[Start of Provided information]
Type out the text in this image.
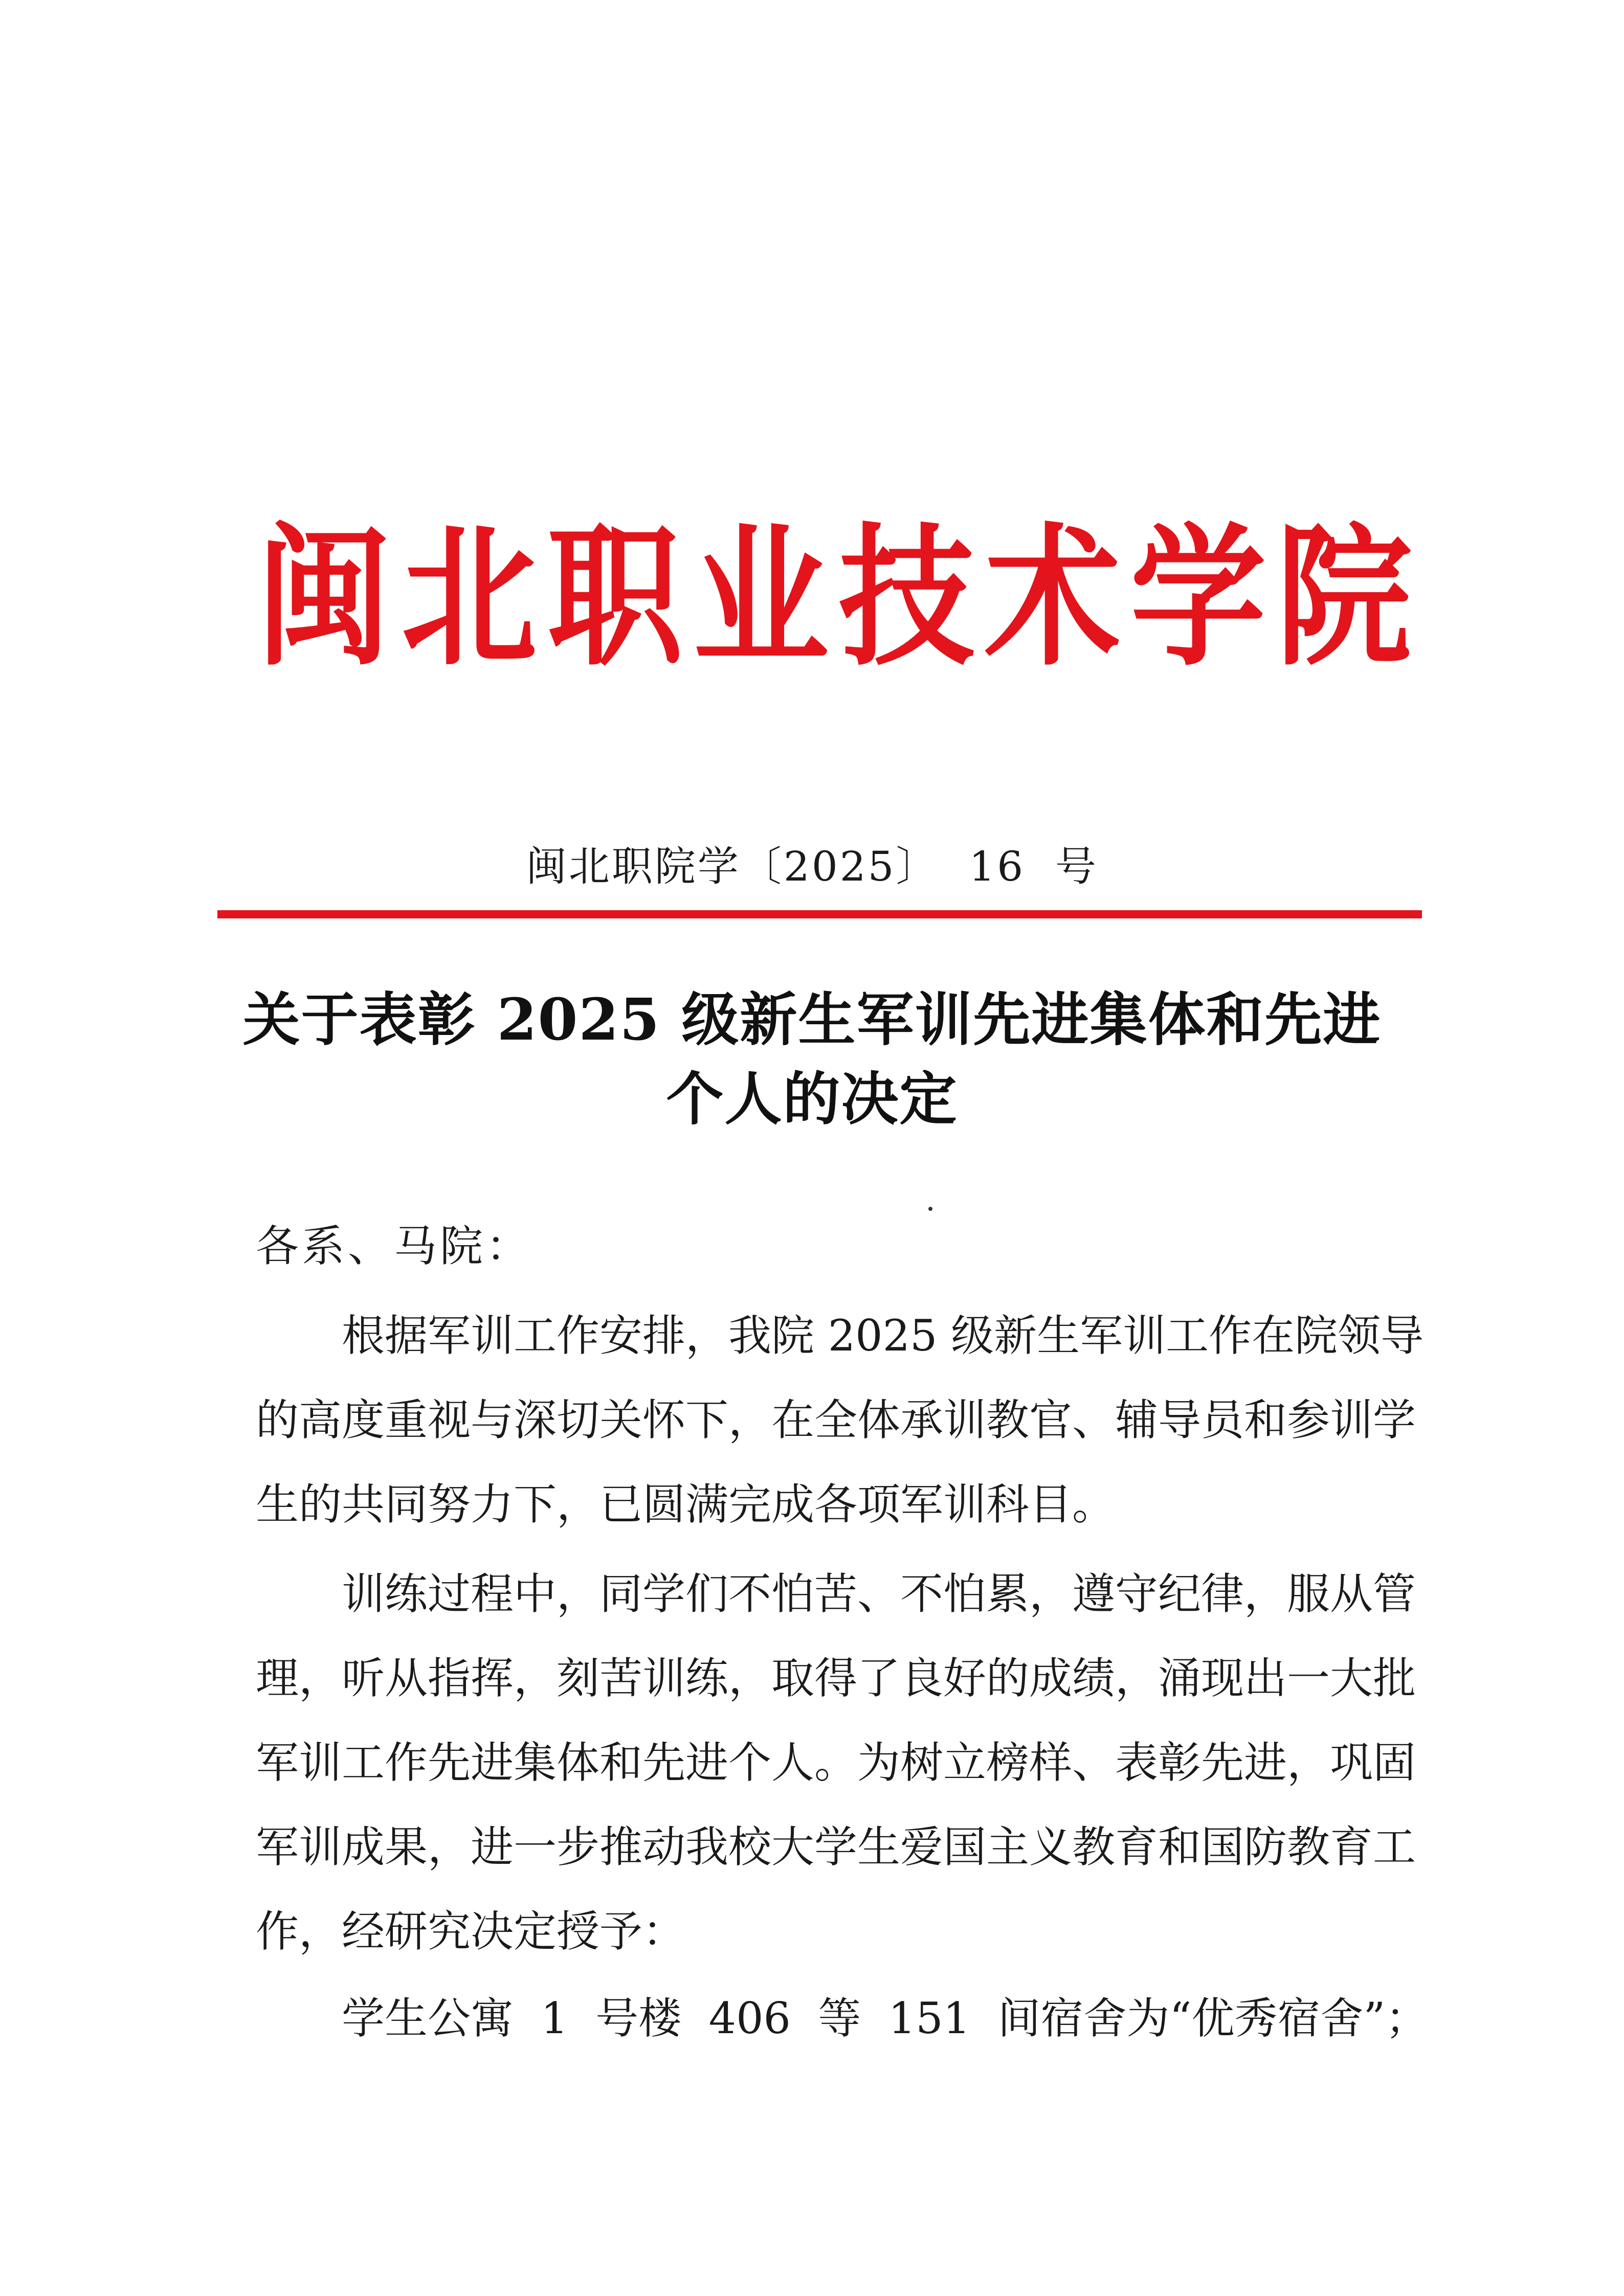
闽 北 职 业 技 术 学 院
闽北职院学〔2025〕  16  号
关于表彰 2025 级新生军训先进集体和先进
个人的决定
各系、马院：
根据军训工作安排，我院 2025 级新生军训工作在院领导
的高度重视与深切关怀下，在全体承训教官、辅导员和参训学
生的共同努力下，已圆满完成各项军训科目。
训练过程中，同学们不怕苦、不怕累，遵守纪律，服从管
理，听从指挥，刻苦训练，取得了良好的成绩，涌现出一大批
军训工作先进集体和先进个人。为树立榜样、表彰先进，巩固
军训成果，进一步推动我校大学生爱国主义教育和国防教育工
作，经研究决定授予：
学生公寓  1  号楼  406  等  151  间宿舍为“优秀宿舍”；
[End of Provided information]
Work required
Copy the records above exactly, omitting every picture.

Result of this task
Type out the text in this image.
闽 北 职 业 技 术 学 院
闽北职院学〔2025〕  16  号
关于表彰 2025 级新生军训先进集体和先进
个人的决定
各系、马院：
根据军训工作安排，我院 2025 级新生军训工作在院领导
的高度重视与深切关怀下，在全体承训教官、辅导员和参训学
生的共同努力下，已圆满完成各项军训科目。
训练过程中，同学们不怕苦、不怕累，遵守纪律，服从管
理，听从指挥，刻苦训练，取得了良好的成绩，涌现出一大批
军训工作先进集体和先进个人。为树立榜样、表彰先进，巩固
军训成果，进一步推动我校大学生爱国主义教育和国防教育工
作，经研究决定授予：
学生公寓  1  号楼  406  等  151  间宿舍为“优秀宿舍”；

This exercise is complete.